What is asked: Can you print every record below exactly as written?

---+---

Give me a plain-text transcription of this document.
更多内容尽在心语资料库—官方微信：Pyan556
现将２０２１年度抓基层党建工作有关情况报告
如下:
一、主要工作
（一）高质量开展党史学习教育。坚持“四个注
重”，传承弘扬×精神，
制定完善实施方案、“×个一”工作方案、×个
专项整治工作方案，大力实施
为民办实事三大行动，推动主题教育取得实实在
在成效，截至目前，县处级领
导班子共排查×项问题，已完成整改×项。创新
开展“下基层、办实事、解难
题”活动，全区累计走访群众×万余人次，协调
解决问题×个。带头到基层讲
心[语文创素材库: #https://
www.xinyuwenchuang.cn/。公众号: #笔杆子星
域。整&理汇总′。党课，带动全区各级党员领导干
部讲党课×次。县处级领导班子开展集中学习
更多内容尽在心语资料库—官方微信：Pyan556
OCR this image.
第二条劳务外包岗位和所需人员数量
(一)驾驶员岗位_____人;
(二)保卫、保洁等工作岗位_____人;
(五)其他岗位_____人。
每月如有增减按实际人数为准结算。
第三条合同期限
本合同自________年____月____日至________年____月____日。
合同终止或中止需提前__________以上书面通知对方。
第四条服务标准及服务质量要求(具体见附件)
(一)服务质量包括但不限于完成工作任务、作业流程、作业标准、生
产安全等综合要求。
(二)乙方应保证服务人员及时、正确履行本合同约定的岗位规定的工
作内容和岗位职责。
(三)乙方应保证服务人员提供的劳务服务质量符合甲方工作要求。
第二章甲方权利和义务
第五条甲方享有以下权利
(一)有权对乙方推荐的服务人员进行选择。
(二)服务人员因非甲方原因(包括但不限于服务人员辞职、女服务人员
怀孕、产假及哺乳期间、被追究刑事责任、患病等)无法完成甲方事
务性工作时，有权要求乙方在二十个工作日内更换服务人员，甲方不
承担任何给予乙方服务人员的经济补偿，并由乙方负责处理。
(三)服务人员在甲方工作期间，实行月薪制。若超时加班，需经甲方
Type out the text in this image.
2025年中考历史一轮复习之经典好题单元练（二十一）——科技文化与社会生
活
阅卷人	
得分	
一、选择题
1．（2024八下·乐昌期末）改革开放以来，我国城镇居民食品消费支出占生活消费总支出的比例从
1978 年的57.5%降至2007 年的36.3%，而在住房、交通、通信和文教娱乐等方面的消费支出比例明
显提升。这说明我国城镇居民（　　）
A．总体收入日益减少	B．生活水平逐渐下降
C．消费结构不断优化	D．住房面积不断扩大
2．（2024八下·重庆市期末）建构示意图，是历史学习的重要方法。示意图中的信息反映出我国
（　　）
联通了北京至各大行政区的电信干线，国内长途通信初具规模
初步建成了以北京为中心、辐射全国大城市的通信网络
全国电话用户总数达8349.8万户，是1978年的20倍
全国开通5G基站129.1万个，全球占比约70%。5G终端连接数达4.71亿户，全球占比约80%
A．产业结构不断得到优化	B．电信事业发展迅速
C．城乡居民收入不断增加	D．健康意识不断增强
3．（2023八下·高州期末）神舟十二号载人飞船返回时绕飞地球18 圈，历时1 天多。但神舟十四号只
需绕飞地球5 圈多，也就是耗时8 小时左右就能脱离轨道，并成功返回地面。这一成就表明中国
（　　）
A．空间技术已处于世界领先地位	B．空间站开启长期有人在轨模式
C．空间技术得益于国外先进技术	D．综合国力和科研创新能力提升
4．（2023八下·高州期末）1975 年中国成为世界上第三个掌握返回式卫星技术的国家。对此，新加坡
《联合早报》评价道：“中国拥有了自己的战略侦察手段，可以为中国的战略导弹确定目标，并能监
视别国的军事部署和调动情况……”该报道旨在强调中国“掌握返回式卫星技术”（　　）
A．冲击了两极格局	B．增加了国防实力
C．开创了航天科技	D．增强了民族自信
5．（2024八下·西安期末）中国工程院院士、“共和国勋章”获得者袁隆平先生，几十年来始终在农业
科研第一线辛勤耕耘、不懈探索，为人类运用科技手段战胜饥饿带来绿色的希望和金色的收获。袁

---+---

Result of the exercise:
Give me a plain-text transcription of this document.
更多内容尽在心语资料库—官方微信：Pyan556
现将２０２１年度抓基层党建工作有关情况报告
如下:
一、主要工作
（一）高质量开展党史学习教育。坚持“四个注
重”，传承弘扬×精神，
制定完善实施方案、“×个一”工作方案、×个
专项整治工作方案，大力实施
为民办实事三大行动，推动主题教育取得实实在
在成效，截至目前，县处级领
导班子共排查×项问题，已完成整改×项。创新
开展“下基层、办实事、解难
题”活动，全区累计走访群众×万余人次，协调
解决问题×个。带头到基层讲
心[语文创素材库: #https://
www.xinyuwenchuang.cn/。公众号: #笔杆子星
域。整&理汇总′。党课，带动全区各级党员领导干
部讲党课×次。县处级领导班子开展集中学习
更多内容尽在心语资料库—官方微信：Pyan556
OCR this image.
第二条劳务外包岗位和所需人员数量
(一)驾驶员岗位_____人;
(二)保卫、保洁等工作岗位_____人;
(五)其他岗位_____人。
每月如有增减按实际人数为准结算。
第三条合同期限
本合同自________年____月____日至________年____月____日。
合同终止或中止需提前__________以上书面通知对方。
第四条服务标准及服务质量要求(具体见附件)
(一)服务质量包括但不限于完成工作任务、作业流程、作业标准、生
产安全等综合要求。
(二)乙方应保证服务人员及时、正确履行本合同约定的岗位规定的工
作内容和岗位职责。
(三)乙方应保证服务人员提供的劳务服务质量符合甲方工作要求。
第二章甲方权利和义务
第五条甲方享有以下权利
(一)有权对乙方推荐的服务人员进行选择。
(二)服务人员因非甲方原因(包括但不限于服务人员辞职、女服务人员
怀孕、产假及哺乳期间、被追究刑事责任、患病等)无法完成甲方事
务性工作时，有权要求乙方在二十个工作日内更换服务人员，甲方不
承担任何给予乙方服务人员的经济补偿，并由乙方负责处理。
(三)服务人员在甲方工作期间，实行月薪制。若超时加班，需经甲方
Type out the text in this image.
2025年中考历史一轮复习之经典好题单元练（二十一）——科技文化与社会生
活
阅卷人	
得分	
一、选择题
1．（2024八下·乐昌期末）改革开放以来，我国城镇居民食品消费支出占生活消费总支出的比例从
1978 年的57.5%降至2007 年的36.3%，而在住房、交通、通信和文教娱乐等方面的消费支出比例明
显提升。这说明我国城镇居民（　　）
A．总体收入日益减少	B．生活水平逐渐下降
C．消费结构不断优化	D．住房面积不断扩大
2．（2024八下·重庆市期末）建构示意图，是历史学习的重要方法。示意图中的信息反映出我国
（　　）
联通了北京至各大行政区的电信干线，国内长途通信初具规模
初步建成了以北京为中心、辐射全国大城市的通信网络
全国电话用户总数达8349.8万户，是1978年的20倍
全国开通5G基站129.1万个，全球占比约70%。5G终端连接数达4.71亿户，全球占比约80%
A．产业结构不断得到优化	B．电信事业发展迅速
C．城乡居民收入不断增加	D．健康意识不断增强
3．（2023八下·高州期末）神舟十二号载人飞船返回时绕飞地球18 圈，历时1 天多。但神舟十四号只
需绕飞地球5 圈多，也就是耗时8 小时左右就能脱离轨道，并成功返回地面。这一成就表明中国
（　　）
A．空间技术已处于世界领先地位	B．空间站开启长期有人在轨模式
C．空间技术得益于国外先进技术	D．综合国力和科研创新能力提升
4．（2023八下·高州期末）1975 年中国成为世界上第三个掌握返回式卫星技术的国家。对此，新加坡
《联合早报》评价道：“中国拥有了自己的战略侦察手段，可以为中国的战略导弹确定目标，并能监
视别国的军事部署和调动情况……”该报道旨在强调中国“掌握返回式卫星技术”（　　）
A．冲击了两极格局	B．增加了国防实力
C．开创了航天科技	D．增强了民族自信
5．（2024八下·西安期末）中国工程院院士、“共和国勋章”获得者袁隆平先生，几十年来始终在农业
科研第一线辛勤耕耘、不懈探索，为人类运用科技手段战胜饥饿带来绿色的希望和金色的收获。袁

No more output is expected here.